** Begin **

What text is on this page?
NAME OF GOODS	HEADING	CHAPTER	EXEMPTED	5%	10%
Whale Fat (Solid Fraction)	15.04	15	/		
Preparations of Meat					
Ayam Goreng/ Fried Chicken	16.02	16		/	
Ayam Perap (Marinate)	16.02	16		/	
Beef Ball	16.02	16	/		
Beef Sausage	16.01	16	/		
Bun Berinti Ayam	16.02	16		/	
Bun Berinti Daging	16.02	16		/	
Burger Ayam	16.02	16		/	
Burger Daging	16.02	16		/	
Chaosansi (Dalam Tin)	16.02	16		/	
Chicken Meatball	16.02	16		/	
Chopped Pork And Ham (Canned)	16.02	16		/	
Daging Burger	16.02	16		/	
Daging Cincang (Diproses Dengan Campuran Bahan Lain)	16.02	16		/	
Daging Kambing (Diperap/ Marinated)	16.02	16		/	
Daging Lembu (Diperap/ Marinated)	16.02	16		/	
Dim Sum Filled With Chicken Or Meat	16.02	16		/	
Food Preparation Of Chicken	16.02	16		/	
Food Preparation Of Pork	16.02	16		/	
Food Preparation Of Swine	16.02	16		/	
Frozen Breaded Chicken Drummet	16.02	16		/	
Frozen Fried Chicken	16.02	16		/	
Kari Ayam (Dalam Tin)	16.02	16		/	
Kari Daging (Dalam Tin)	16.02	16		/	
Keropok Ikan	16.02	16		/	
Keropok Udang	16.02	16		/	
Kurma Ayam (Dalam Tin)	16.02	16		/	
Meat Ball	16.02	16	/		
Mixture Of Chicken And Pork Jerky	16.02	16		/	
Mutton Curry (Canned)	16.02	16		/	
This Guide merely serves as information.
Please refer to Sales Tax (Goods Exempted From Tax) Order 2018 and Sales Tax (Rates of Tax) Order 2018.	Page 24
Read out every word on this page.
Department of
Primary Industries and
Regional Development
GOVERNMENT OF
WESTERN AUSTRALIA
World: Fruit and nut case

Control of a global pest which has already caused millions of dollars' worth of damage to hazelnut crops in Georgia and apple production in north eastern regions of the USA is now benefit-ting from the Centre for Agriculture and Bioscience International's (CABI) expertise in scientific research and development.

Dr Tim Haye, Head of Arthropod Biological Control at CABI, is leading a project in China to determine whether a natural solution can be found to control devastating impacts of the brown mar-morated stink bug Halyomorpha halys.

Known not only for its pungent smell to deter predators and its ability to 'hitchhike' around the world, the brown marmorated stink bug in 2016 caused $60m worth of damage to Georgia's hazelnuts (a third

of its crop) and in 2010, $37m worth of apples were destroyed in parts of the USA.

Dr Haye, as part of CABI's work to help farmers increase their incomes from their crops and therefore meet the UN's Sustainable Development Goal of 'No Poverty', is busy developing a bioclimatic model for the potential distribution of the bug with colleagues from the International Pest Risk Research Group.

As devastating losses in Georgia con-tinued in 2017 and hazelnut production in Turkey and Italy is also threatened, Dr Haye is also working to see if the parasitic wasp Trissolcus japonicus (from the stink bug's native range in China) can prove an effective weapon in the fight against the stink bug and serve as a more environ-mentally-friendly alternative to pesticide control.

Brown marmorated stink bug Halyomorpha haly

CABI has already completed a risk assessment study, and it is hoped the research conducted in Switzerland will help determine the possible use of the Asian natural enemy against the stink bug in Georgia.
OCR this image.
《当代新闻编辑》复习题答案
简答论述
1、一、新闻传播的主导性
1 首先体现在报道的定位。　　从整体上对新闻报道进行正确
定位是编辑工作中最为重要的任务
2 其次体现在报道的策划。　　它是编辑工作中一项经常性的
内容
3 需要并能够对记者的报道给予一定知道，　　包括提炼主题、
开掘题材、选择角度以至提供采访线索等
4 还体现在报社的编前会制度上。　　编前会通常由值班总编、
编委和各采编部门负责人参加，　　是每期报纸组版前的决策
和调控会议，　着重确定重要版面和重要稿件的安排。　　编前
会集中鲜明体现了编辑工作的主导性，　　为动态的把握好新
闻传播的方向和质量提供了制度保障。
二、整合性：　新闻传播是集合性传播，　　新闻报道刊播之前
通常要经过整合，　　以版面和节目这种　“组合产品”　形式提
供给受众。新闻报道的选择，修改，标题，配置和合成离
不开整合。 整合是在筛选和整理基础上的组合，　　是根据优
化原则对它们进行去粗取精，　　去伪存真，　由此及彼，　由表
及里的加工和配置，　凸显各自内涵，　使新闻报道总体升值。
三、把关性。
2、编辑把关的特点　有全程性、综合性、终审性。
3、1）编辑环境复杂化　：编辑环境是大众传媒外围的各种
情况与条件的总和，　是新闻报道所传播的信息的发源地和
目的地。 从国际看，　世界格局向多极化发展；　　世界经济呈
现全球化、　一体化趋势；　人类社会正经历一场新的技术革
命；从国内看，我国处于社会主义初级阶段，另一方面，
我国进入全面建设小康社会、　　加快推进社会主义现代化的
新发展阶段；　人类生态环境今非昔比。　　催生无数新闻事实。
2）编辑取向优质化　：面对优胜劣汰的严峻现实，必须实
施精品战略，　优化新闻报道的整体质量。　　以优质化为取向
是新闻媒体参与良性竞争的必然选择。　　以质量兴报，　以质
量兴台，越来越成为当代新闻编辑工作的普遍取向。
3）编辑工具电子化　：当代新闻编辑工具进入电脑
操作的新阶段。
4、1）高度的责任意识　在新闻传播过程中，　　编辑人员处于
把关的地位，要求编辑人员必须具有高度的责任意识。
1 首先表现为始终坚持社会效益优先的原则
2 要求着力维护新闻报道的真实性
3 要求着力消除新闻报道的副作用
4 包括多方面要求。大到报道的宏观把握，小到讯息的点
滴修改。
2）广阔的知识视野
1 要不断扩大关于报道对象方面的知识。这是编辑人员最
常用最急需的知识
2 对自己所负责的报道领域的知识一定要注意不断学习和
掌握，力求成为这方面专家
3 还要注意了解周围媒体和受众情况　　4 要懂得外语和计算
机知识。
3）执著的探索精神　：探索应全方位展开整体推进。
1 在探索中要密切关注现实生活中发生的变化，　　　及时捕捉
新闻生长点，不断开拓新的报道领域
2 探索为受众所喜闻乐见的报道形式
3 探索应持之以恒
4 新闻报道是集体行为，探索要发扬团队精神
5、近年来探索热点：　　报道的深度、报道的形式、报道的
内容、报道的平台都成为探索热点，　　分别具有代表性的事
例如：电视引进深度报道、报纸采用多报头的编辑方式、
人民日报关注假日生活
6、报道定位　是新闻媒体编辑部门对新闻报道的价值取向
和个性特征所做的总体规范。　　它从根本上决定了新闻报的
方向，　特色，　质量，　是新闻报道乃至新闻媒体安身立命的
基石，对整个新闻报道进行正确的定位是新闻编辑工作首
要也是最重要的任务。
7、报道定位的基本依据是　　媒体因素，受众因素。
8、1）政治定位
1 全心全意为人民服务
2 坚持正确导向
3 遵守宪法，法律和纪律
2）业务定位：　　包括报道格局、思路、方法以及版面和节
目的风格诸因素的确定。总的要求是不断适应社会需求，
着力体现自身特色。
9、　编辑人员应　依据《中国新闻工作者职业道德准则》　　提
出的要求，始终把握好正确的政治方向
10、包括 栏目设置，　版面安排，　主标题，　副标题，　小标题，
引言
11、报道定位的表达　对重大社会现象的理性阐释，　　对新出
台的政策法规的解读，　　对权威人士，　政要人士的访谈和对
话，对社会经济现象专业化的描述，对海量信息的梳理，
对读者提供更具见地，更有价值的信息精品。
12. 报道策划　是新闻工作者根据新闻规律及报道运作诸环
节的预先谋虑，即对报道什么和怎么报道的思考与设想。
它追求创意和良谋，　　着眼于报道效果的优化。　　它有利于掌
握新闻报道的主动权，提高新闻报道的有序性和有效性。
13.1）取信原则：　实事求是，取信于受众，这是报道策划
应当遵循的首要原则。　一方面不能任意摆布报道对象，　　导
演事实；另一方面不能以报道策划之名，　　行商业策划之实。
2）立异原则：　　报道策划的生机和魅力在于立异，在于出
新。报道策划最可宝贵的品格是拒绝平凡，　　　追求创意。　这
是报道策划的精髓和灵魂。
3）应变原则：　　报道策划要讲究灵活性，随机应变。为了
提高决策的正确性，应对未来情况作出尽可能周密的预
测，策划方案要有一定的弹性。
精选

** End **

* [TO BE DONE]
Return all lines containing "Ayam".

* [CORRECT OUTPUT]
Ayam Goreng/ Fried Chicken	16.02	16		/	
Ayam Perap (Marinate)	16.02	16		/	
Bun Berinti Ayam	16.02	16		/	
Burger Ayam	16.02	16		/	
Kari Ayam (Dalam Tin)	16.02	16		/	
Kurma Ayam (Dalam Tin)	16.02	16		/	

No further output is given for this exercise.